#### [Brief]
Find the lines of data that contain the string "Multiplication", then list them.

#### [Provided entries]
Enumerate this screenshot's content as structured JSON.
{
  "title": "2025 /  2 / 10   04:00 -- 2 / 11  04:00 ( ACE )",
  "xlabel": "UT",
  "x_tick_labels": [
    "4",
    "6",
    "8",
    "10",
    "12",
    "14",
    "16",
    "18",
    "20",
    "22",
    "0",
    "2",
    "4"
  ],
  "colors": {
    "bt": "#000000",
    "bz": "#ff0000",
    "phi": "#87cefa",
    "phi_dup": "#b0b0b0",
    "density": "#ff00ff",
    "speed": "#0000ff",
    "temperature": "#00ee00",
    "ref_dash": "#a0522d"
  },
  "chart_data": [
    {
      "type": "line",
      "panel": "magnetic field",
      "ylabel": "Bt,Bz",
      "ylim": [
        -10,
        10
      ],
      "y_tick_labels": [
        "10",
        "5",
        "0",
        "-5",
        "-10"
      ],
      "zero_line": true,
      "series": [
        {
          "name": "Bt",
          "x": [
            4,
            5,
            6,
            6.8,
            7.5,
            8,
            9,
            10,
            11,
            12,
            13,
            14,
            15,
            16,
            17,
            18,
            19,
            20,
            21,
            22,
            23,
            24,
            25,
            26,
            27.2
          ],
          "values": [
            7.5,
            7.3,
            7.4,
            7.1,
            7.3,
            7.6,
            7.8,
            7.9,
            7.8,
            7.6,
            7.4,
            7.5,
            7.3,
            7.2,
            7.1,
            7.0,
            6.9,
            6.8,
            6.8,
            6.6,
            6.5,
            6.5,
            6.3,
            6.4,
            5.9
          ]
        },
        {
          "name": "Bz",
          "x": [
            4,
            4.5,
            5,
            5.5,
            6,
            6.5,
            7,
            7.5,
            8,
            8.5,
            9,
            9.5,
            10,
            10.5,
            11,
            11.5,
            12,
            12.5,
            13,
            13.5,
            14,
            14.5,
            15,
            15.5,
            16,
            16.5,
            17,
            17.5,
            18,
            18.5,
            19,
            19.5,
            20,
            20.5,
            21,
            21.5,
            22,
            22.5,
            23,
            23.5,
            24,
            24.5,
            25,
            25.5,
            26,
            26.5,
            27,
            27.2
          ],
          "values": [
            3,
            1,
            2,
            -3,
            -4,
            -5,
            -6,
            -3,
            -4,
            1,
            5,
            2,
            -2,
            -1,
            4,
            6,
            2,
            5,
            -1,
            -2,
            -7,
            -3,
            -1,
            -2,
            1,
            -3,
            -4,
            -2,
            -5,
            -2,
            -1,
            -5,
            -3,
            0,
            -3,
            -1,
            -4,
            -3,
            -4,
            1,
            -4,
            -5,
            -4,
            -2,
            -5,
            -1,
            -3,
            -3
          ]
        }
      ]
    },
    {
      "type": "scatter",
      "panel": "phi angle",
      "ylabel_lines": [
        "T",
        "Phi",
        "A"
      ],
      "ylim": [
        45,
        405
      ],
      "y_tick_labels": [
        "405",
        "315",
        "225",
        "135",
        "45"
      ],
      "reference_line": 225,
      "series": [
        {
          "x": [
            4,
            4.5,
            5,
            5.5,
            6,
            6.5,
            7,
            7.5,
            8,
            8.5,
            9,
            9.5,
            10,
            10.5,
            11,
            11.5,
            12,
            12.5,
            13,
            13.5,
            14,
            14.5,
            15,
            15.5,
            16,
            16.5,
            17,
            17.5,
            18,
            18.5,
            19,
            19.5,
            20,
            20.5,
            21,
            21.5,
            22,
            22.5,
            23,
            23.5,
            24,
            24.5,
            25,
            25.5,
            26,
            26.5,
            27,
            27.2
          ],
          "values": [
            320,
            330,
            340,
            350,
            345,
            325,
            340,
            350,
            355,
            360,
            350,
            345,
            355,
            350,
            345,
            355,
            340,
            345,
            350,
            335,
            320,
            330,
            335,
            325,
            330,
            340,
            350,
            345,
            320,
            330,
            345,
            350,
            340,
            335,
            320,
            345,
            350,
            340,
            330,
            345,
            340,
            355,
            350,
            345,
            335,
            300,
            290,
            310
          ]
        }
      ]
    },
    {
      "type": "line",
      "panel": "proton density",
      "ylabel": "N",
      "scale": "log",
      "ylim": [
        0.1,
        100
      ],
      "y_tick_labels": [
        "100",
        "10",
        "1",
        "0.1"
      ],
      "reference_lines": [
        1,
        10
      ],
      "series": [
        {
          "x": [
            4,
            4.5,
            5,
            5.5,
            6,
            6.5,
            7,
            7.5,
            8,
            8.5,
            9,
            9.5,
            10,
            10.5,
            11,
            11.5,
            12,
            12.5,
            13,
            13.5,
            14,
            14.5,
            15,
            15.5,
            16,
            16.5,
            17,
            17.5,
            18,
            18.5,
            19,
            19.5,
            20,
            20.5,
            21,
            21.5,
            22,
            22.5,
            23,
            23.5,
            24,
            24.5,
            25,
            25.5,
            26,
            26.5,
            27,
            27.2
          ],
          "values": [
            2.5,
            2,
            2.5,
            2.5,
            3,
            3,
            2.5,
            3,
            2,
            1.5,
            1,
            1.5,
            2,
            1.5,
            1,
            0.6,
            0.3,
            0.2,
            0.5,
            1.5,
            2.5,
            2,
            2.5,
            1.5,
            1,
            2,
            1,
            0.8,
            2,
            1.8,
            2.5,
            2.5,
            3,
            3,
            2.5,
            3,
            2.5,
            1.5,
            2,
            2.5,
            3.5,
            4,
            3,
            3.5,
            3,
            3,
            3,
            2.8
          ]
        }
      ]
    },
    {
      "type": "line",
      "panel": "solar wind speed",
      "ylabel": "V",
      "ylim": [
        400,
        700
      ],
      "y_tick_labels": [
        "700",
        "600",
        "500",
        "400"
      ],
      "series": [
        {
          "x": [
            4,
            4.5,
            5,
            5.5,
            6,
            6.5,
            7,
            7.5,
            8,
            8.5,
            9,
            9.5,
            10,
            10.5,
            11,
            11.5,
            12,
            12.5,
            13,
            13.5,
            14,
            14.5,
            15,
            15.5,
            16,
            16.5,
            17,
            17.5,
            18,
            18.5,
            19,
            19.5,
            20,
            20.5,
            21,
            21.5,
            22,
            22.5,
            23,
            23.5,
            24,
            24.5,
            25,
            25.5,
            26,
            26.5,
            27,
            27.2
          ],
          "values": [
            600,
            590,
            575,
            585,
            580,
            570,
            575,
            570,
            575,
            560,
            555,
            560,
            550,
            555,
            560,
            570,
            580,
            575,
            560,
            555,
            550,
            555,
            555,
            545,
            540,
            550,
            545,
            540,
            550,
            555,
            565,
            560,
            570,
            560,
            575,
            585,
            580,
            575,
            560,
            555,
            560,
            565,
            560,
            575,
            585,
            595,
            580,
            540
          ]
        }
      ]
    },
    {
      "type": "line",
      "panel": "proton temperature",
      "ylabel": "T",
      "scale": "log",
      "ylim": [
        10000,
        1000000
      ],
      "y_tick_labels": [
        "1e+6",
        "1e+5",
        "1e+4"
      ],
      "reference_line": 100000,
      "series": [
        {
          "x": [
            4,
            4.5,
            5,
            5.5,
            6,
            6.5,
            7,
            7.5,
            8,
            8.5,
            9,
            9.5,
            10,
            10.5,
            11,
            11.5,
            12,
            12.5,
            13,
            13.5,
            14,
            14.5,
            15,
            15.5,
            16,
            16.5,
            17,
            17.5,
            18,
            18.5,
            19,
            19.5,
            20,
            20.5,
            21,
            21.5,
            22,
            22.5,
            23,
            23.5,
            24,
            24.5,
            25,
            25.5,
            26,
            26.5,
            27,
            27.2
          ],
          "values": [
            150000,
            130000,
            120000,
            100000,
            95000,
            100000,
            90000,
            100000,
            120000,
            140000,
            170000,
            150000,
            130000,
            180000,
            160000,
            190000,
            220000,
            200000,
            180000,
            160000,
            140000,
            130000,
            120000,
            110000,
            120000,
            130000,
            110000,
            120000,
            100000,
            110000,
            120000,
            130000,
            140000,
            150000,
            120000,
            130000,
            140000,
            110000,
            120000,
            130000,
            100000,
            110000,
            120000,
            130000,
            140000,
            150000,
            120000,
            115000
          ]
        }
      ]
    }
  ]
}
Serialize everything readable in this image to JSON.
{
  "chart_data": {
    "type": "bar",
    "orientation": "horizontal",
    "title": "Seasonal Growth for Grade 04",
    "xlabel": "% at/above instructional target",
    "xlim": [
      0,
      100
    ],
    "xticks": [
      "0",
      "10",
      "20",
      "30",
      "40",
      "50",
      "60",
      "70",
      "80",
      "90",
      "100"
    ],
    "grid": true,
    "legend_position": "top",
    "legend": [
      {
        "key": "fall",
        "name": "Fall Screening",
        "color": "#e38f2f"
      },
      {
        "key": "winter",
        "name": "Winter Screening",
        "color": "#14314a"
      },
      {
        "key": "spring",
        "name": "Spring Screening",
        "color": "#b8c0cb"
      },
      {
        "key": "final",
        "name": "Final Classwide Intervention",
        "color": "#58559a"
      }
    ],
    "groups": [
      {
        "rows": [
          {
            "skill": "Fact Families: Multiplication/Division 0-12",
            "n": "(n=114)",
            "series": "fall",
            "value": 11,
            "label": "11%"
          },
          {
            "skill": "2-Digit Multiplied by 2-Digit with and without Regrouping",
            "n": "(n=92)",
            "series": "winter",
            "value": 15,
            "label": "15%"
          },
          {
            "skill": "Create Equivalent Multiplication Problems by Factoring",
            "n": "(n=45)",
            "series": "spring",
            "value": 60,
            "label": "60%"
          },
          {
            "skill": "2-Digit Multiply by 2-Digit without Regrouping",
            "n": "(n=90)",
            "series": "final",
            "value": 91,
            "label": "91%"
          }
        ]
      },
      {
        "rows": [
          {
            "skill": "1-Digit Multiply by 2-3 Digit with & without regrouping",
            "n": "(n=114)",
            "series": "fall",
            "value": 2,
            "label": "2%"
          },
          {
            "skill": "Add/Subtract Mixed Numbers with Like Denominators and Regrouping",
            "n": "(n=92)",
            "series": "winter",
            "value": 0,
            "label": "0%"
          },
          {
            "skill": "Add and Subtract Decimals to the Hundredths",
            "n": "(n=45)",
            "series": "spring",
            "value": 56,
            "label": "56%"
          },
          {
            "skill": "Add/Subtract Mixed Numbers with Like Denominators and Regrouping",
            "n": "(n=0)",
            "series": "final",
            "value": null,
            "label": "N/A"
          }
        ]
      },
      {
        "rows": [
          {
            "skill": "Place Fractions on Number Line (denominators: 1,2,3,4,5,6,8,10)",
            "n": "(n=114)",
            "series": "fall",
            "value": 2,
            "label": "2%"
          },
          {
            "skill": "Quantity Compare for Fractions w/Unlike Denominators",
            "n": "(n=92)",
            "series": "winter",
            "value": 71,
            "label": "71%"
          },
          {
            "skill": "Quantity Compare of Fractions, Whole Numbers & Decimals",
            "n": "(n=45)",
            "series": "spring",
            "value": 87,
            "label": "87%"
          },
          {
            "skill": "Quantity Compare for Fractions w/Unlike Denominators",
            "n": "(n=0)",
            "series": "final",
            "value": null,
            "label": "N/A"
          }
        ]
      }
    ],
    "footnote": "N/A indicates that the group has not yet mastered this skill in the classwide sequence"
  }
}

#### [Task output]
            "skill": "Fact Families: Multiplication/Division 0-12",
            "skill": "Create Equivalent Multiplication Problems by Factoring",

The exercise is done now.